» EXERCISE
Go through the listing beneath this task and return every line that carries the string "structure".

Stored data entries

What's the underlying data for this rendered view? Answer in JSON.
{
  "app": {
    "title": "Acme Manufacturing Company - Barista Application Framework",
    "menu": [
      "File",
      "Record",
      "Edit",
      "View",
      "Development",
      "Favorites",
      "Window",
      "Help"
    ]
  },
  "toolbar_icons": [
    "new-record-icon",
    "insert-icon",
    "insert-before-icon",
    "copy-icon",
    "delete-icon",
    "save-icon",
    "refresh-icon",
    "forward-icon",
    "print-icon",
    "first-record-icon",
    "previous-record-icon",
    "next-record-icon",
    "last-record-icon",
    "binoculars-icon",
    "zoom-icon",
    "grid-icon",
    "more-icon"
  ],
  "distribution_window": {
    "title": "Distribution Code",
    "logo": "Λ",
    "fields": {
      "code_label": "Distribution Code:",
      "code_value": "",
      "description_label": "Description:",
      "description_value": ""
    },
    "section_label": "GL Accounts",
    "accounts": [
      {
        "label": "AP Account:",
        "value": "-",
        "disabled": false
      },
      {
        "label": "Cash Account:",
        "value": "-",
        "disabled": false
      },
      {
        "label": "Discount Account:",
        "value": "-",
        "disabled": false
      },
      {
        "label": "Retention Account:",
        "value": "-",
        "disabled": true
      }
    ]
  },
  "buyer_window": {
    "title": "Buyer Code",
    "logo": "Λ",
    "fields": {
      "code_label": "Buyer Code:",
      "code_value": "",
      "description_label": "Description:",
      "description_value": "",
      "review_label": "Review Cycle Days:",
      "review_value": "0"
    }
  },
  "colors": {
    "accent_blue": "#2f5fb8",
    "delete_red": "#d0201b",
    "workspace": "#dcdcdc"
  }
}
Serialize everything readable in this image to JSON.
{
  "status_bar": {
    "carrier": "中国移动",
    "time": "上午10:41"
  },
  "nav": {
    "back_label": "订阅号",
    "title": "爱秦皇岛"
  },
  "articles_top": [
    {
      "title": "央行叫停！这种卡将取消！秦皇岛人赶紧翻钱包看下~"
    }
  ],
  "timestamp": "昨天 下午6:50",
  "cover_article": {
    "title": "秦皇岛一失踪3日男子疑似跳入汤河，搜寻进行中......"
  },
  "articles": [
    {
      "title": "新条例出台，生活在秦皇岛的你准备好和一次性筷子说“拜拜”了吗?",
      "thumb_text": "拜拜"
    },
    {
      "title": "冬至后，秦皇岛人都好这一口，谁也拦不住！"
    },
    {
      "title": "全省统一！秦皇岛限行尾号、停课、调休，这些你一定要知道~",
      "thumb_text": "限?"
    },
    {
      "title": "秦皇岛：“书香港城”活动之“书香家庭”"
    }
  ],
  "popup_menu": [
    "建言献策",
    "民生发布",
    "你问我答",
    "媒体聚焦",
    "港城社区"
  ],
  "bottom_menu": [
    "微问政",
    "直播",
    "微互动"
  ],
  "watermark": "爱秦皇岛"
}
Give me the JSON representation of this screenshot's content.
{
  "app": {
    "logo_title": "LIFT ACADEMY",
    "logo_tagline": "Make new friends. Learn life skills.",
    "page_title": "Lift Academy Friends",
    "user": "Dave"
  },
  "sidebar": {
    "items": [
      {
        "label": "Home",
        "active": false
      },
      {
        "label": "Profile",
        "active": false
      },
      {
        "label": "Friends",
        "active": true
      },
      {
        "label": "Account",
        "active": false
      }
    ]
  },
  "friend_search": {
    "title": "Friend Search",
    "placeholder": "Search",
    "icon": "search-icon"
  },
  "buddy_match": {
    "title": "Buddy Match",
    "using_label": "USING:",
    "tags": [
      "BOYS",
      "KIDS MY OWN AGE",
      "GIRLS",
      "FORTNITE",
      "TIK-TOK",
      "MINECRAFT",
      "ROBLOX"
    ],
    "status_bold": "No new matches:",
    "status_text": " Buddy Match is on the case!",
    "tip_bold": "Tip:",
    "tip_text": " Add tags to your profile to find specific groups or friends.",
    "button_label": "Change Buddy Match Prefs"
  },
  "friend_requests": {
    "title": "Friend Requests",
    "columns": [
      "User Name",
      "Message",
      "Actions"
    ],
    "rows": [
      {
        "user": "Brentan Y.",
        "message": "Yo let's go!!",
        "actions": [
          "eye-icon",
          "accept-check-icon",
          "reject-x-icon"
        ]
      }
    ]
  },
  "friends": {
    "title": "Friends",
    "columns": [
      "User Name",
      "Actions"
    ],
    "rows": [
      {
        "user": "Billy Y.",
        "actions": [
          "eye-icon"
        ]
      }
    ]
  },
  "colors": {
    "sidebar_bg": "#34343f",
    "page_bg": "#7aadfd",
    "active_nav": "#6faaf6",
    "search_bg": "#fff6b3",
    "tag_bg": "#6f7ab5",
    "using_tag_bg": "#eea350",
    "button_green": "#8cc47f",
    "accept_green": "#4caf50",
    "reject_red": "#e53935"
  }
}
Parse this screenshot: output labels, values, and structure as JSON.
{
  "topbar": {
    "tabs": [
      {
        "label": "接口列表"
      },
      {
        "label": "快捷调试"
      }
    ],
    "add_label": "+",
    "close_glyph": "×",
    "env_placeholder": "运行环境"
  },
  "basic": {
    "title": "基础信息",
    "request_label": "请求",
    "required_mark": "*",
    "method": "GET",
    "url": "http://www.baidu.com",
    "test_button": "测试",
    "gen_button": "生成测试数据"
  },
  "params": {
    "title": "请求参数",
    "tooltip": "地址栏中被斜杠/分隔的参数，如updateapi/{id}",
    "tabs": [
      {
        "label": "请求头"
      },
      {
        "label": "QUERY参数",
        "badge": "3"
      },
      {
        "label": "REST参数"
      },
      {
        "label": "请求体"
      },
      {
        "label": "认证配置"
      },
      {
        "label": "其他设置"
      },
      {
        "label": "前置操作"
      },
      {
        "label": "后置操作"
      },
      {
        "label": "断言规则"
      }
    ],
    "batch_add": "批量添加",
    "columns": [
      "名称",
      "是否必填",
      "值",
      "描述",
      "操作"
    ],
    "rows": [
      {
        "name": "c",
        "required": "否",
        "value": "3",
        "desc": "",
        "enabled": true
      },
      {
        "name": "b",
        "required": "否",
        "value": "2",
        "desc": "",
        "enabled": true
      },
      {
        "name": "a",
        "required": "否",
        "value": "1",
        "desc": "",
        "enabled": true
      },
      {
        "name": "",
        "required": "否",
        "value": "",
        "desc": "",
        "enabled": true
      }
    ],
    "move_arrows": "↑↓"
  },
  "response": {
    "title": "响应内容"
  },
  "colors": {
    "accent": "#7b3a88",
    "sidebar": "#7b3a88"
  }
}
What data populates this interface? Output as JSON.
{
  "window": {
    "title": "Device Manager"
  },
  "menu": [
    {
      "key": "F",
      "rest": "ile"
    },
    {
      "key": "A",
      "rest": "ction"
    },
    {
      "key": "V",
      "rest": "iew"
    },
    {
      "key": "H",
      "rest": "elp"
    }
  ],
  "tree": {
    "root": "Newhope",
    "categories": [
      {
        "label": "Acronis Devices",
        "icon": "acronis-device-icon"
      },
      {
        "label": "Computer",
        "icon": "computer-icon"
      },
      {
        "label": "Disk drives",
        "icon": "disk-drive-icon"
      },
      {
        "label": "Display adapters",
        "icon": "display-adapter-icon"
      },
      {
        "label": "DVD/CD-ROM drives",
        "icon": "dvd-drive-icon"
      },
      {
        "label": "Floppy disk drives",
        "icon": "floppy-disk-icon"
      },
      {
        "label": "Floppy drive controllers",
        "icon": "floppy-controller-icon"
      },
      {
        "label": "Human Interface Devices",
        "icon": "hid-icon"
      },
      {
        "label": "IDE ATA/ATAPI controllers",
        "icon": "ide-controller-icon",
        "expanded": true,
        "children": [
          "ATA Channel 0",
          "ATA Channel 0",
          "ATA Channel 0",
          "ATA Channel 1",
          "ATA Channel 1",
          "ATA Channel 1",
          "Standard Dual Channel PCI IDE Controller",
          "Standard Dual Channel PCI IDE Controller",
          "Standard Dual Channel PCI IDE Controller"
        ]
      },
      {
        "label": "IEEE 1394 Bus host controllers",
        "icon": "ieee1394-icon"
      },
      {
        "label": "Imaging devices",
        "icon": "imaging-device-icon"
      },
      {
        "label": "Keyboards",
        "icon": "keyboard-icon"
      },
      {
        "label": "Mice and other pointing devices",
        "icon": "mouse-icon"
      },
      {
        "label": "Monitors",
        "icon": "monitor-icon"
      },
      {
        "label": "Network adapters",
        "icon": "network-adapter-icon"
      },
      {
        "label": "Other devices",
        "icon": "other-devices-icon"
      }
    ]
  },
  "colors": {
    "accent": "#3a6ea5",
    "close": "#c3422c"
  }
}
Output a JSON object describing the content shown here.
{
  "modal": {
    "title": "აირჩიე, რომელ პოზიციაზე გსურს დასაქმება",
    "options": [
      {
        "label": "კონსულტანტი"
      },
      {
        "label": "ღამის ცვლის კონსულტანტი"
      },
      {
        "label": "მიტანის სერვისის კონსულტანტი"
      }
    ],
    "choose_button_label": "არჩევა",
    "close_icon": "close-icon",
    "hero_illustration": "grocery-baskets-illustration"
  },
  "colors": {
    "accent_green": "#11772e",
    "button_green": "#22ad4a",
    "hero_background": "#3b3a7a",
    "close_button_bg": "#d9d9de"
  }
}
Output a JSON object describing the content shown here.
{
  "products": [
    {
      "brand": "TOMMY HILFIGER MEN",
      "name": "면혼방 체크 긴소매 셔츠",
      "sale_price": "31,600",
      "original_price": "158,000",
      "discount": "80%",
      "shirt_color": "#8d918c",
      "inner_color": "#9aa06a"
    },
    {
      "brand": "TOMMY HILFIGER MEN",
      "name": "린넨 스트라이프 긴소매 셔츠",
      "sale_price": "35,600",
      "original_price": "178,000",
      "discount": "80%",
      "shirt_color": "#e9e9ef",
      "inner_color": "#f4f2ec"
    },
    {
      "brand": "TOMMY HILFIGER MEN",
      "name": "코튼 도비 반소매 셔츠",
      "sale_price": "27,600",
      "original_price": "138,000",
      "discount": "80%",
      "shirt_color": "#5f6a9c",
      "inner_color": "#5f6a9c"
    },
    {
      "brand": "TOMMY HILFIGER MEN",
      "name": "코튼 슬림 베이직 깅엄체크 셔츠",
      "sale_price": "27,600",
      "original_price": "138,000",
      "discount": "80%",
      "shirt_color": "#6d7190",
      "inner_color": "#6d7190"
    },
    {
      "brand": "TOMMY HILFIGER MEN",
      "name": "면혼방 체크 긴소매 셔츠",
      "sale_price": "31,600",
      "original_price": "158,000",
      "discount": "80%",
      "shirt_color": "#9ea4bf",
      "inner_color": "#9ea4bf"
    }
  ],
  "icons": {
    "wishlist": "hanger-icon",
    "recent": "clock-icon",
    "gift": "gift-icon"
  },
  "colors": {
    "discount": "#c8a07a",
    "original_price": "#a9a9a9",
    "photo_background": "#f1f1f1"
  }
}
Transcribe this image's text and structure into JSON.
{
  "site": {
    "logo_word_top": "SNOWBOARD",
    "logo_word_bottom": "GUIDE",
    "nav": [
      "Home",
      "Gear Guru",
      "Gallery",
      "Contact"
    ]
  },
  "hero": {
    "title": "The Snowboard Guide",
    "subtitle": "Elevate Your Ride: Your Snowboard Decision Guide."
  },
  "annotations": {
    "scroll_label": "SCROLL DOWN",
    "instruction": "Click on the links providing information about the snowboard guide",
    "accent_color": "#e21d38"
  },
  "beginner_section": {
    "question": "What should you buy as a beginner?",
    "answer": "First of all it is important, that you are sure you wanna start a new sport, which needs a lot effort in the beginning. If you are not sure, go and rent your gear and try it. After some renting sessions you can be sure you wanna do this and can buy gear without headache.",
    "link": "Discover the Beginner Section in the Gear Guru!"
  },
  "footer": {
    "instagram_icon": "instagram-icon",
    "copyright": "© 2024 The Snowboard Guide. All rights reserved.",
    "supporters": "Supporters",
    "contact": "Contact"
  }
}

» EXERCISE RESULT
Parse this screenshot: output labels, values, and structure as JSON.
Transcribe this image's text and structure into JSON.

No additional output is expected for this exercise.